Provide the data again in its entirety, exactly as given.
|---|
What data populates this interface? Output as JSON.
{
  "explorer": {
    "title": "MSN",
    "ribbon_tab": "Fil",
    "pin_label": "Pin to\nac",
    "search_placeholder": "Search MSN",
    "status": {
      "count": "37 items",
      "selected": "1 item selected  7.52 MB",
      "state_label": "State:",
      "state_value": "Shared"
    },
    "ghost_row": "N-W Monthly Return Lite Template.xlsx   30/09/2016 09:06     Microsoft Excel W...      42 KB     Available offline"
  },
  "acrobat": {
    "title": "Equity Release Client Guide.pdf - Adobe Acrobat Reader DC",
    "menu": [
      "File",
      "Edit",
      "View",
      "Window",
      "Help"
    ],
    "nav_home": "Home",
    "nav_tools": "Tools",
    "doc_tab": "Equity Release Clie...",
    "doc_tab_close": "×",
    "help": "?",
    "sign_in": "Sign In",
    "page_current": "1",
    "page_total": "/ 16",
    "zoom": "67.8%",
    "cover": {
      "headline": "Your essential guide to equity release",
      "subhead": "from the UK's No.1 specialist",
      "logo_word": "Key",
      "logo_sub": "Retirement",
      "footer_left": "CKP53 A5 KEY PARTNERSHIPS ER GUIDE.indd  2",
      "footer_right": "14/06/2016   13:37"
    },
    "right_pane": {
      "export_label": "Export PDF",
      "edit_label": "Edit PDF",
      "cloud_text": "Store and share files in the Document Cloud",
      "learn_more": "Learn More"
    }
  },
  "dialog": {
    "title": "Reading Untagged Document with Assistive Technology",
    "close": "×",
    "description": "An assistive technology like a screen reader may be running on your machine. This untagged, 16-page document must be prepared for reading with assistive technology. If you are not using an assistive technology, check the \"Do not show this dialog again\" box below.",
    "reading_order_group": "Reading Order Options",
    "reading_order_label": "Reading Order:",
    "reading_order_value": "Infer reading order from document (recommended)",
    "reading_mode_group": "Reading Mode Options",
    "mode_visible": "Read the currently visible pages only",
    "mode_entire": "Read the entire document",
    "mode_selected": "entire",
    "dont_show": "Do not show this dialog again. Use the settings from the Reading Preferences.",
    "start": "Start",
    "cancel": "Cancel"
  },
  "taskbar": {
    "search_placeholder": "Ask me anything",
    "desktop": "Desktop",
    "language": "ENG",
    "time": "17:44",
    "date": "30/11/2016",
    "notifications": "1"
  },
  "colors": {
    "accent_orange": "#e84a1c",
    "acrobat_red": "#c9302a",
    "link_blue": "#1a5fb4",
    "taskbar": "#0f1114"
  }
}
|---|
→ Exercise response
What data populates this interface? Output as JSON.
{
  "explorer": {
    "title": "MSN",
    "ribbon_tab": "Fil",
    "pin_label": "Pin to\nac",
    "search_placeholder": "Search MSN",
    "status": {
      "count": "37 items",
      "selected": "1 item selected  7.52 MB",
      "state_label": "State:",
      "state_value": "Shared"
    },
    "ghost_row": "N-W Monthly Return Lite Template.xlsx   30/09/2016 09:06     Microsoft Excel W...      42 KB     Available offline"
  },
  "acrobat": {
    "title": "Equity Release Client Guide.pdf - Adobe Acrobat Reader DC",
    "menu": [
      "File",
      "Edit",
      "View",
      "Window",
      "Help"
    ],
    "nav_home": "Home",
    "nav_tools": "Tools",
    "doc_tab": "Equity Release Clie...",
    "doc_tab_close": "×",
    "help": "?",
    "sign_in": "Sign In",
    "page_current": "1",
    "page_total": "/ 16",
    "zoom": "67.8%",
    "cover": {
      "headline": "Your essential guide to equity release",
      "subhead": "from the UK's No.1 specialist",
      "logo_word": "Key",
      "logo_sub": "Retirement",
      "footer_left": "CKP53 A5 KEY PARTNERSHIPS ER GUIDE.indd  2",
      "footer_right": "14/06/2016   13:37"
    },
    "right_pane": {
      "export_label": "Export PDF",
      "edit_label": "Edit PDF",
      "cloud_text": "Store and share files in the Document Cloud",
      "learn_more": "Learn More"
    }
  },
  "dialog": {
    "title": "Reading Untagged Document with Assistive Technology",
    "close": "×",
    "description": "An assistive technology like a screen reader may be running on your machine. This untagged, 16-page document must be prepared for reading with assistive technology. If you are not using an assistive technology, check the \"Do not show this dialog again\" box below.",
    "reading_order_group": "Reading Order Options",
    "reading_order_label": "Reading Order:",
    "reading_order_value": "Infer reading order from document (recommended)",
    "reading_mode_group": "Reading Mode Options",
    "mode_visible": "Read the currently visible pages only",
    "mode_entire": "Read the entire document",
    "mode_selected": "entire",
    "dont_show": "Do not show this dialog again. Use the settings from the Reading Preferences.",
    "start": "Start",
    "cancel": "Cancel"
  },
  "taskbar": {
    "search_placeholder": "Ask me anything",
    "desktop": "Desktop",
    "language": "ENG",
    "time": "17:44",
    "date": "30/11/2016",
    "notifications": "1"
  },
  "colors": {
    "accent_orange": "#e84a1c",
    "acrobat_red": "#c9302a",
    "link_blue": "#1a5fb4",
    "taskbar": "#0f1114"
  }
}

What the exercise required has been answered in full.